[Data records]
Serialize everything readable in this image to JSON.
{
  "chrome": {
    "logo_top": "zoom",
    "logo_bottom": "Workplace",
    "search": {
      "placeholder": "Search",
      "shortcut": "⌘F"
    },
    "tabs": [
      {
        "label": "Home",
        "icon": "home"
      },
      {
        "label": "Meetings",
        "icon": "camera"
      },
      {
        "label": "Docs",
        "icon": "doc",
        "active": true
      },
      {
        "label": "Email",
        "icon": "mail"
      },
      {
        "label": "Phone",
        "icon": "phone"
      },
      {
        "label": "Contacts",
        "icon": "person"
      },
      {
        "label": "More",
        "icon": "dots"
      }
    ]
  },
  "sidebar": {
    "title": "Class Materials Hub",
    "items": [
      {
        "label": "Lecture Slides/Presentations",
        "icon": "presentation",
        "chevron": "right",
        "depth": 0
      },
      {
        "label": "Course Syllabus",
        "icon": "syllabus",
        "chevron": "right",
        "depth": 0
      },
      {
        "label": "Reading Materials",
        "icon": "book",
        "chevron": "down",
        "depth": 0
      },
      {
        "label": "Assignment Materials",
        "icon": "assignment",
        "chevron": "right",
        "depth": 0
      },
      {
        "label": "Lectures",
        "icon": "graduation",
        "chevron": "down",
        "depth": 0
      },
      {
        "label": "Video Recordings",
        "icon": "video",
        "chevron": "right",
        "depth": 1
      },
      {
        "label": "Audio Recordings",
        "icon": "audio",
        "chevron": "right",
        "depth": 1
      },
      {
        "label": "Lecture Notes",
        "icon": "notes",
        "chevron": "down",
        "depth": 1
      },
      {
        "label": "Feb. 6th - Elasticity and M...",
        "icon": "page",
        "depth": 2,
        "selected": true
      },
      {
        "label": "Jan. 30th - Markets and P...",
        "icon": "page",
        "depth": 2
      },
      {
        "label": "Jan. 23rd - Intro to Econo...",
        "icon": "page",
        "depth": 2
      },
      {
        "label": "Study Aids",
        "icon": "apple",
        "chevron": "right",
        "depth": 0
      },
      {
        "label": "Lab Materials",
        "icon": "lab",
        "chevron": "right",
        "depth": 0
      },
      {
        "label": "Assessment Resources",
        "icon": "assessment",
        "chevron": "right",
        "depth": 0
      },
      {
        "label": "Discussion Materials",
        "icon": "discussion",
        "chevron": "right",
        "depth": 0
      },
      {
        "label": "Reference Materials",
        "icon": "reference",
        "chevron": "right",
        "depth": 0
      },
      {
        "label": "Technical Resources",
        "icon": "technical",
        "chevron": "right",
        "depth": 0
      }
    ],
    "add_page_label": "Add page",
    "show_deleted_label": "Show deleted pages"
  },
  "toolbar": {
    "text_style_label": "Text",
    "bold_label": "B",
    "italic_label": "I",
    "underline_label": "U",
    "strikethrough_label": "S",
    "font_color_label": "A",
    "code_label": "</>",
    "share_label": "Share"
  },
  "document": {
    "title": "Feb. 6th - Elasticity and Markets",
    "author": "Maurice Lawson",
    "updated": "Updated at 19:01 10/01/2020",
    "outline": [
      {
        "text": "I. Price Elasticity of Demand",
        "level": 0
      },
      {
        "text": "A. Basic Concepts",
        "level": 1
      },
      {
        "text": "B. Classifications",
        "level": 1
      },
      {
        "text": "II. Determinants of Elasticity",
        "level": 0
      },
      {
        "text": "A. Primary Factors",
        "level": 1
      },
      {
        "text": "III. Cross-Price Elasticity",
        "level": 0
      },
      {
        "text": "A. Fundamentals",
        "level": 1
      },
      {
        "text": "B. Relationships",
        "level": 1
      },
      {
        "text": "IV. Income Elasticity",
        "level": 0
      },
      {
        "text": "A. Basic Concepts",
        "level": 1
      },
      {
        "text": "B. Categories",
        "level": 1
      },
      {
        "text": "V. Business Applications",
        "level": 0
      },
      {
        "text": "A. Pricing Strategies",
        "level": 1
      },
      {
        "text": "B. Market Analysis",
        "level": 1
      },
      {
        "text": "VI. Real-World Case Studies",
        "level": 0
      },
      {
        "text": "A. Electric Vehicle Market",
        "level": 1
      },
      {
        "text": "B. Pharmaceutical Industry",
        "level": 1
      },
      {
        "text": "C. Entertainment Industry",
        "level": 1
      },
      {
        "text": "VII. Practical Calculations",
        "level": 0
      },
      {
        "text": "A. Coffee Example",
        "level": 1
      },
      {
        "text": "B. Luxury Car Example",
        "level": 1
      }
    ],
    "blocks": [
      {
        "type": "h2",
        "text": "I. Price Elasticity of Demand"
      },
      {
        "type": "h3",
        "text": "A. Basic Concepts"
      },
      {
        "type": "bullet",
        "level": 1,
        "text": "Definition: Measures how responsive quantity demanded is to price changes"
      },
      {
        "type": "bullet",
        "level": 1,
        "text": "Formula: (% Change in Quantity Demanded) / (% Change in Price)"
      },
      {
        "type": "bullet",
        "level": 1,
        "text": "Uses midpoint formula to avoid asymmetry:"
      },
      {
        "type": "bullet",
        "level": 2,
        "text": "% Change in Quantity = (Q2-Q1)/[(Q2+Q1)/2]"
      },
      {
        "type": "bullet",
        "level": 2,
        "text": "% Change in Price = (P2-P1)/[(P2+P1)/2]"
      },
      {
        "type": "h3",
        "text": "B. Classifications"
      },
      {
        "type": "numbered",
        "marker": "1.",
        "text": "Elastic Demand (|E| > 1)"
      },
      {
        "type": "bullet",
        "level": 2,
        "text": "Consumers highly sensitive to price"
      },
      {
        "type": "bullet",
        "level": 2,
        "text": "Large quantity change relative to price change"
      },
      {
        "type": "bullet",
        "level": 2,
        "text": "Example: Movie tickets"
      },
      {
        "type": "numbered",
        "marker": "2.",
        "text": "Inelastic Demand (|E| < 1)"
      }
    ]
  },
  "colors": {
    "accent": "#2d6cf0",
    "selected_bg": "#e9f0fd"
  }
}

*What is required*:
For each line of the entries that includes "Classifications", show that line.

*Finished answer*:
        "text": "B. Classifications",
        "text": "B. Classifications"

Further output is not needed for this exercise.